[Stored items]
+++

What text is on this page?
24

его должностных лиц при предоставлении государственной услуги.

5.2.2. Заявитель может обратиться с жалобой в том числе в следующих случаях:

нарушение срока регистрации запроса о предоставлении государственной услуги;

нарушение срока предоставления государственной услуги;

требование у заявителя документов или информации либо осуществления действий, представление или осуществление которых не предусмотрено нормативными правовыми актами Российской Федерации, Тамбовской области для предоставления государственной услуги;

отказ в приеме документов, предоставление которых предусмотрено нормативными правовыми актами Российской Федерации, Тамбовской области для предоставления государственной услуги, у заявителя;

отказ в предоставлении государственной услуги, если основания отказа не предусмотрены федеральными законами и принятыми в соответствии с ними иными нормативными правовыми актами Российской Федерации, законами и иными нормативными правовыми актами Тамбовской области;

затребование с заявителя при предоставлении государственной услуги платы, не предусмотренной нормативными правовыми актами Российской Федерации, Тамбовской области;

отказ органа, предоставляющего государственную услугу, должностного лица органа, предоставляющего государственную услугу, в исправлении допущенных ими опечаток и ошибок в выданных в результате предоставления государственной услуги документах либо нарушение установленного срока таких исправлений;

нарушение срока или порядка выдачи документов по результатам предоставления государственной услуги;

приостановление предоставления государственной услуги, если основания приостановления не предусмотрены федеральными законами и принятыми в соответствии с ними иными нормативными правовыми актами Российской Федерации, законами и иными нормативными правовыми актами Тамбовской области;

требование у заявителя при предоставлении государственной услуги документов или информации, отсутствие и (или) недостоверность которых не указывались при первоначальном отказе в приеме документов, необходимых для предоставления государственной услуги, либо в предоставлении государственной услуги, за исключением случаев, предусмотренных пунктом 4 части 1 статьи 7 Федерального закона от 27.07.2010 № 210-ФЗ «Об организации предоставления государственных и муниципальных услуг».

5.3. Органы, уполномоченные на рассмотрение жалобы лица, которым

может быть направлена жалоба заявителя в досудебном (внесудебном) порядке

+++

Identify each line in the records above containing the word "может"; copy those lines.

5.2.2. Заявитель может обратиться с жалобой в том числе в следующих случаях:
может быть направлена жалоба заявителя в досудебном (внесудебном) порядке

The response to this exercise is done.